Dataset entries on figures
_ _ _ _

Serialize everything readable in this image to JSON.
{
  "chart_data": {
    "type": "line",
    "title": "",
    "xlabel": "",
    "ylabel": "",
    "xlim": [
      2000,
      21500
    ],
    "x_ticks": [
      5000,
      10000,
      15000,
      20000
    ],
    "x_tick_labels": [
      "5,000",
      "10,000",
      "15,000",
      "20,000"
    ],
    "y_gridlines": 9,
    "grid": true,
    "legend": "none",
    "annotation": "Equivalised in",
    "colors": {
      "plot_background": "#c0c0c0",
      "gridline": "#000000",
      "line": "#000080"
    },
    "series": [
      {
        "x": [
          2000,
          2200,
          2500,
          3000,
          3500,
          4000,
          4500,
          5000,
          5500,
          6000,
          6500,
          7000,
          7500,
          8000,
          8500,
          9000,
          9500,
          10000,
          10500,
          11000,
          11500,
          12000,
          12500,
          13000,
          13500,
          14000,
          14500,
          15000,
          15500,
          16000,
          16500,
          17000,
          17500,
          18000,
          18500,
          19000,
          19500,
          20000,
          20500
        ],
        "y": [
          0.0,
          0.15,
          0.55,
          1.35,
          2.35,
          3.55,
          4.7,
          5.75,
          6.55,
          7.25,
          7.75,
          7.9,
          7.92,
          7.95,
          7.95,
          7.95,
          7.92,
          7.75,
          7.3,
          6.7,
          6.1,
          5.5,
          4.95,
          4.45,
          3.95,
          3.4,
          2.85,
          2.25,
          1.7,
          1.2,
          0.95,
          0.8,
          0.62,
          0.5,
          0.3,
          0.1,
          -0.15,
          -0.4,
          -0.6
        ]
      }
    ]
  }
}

_ _ _ _

What to do: Nothing may be left out: return each entry exactly as it reads.

Result for this task:
Serialize everything readable in this image to JSON.
{
  "chart_data": {
    "type": "line",
    "title": "",
    "xlabel": "",
    "ylabel": "",
    "xlim": [
      2000,
      21500
    ],
    "x_ticks": [
      5000,
      10000,
      15000,
      20000
    ],
    "x_tick_labels": [
      "5,000",
      "10,000",
      "15,000",
      "20,000"
    ],
    "y_gridlines": 9,
    "grid": true,
    "legend": "none",
    "annotation": "Equivalised in",
    "colors": {
      "plot_background": "#c0c0c0",
      "gridline": "#000000",
      "line": "#000080"
    },
    "series": [
      {
        "x": [
          2000,
          2200,
          2500,
          3000,
          3500,
          4000,
          4500,
          5000,
          5500,
          6000,
          6500,
          7000,
          7500,
          8000,
          8500,
          9000,
          9500,
          10000,
          10500,
          11000,
          11500,
          12000,
          12500,
          13000,
          13500,
          14000,
          14500,
          15000,
          15500,
          16000,
          16500,
          17000,
          17500,
          18000,
          18500,
          19000,
          19500,
          20000,
          20500
        ],
        "y": [
          0.0,
          0.15,
          0.55,
          1.35,
          2.35,
          3.55,
          4.7,
          5.75,
          6.55,
          7.25,
          7.75,
          7.9,
          7.92,
          7.95,
          7.95,
          7.95,
          7.92,
          7.75,
          7.3,
          6.7,
          6.1,
          5.5,
          4.95,
          4.45,
          3.95,
          3.4,
          2.85,
          2.25,
          1.7,
          1.2,
          0.95,
          0.8,
          0.62,
          0.5,
          0.3,
          0.1,
          -0.15,
          -0.4,
          -0.6
        ]
      }
    ]
  }
}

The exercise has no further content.